The problem: Pick out the lines containing "First".

Stored items:
** START **
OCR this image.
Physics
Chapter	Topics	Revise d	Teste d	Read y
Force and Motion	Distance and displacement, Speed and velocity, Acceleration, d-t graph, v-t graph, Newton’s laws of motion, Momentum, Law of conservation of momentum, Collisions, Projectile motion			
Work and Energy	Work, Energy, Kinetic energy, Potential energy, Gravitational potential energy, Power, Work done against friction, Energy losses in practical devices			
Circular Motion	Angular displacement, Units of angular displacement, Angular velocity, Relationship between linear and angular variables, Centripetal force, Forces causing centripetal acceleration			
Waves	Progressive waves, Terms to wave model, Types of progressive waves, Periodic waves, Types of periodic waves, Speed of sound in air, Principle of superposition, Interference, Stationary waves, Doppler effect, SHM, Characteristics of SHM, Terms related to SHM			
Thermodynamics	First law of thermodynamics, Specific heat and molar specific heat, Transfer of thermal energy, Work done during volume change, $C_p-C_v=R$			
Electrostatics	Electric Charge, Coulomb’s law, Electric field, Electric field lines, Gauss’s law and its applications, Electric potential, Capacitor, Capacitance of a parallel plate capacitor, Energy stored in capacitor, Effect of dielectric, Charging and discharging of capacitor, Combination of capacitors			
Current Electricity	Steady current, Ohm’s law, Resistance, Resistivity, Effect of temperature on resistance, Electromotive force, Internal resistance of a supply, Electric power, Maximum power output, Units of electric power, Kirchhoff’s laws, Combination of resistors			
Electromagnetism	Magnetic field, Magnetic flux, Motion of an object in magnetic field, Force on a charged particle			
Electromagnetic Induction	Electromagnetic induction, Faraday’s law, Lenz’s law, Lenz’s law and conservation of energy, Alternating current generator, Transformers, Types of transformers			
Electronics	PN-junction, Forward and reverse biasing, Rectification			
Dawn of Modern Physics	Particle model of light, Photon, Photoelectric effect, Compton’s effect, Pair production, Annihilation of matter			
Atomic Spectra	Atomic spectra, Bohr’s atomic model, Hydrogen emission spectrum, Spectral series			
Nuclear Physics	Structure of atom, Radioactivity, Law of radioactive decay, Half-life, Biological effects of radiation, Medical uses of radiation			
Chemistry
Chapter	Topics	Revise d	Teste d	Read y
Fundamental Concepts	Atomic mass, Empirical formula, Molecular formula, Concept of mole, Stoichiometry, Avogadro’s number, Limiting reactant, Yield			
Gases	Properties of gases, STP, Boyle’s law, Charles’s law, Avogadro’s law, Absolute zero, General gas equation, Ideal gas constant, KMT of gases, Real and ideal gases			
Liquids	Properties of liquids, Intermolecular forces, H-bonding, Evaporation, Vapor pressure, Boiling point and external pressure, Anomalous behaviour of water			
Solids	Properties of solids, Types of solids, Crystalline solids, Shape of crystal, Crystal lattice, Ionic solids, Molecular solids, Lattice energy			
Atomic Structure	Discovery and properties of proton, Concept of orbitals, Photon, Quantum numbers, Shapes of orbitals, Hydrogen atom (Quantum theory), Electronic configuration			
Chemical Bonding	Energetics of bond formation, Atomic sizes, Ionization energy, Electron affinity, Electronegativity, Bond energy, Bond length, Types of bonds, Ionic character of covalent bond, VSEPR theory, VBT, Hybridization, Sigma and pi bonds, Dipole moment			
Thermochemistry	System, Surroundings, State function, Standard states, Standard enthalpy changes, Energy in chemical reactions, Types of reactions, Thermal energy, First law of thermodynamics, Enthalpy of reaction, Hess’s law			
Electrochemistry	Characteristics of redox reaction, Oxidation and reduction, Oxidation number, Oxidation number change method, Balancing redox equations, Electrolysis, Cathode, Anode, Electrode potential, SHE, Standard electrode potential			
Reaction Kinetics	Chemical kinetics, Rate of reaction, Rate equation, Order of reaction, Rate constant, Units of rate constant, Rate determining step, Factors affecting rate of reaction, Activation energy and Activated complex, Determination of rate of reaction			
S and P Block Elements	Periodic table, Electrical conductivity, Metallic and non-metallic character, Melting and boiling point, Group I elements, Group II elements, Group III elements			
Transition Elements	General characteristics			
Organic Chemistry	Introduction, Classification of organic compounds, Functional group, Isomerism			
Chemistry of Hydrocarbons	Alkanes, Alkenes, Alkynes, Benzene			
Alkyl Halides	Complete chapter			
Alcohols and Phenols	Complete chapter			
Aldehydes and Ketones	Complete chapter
** END **
The result:
Thermodynamics	First law of thermodynamics, Specific heat and molar specific heat, Transfer of thermal energy, Work done during volume change, $C_p-C_v=R$			
Thermochemistry	System, Surroundings, State function, Standard states, Standard enthalpy changes, Energy in chemical reactions, Types of reactions, Thermal energy, First law of thermodynamics, Enthalpy of reaction, Hess’s law			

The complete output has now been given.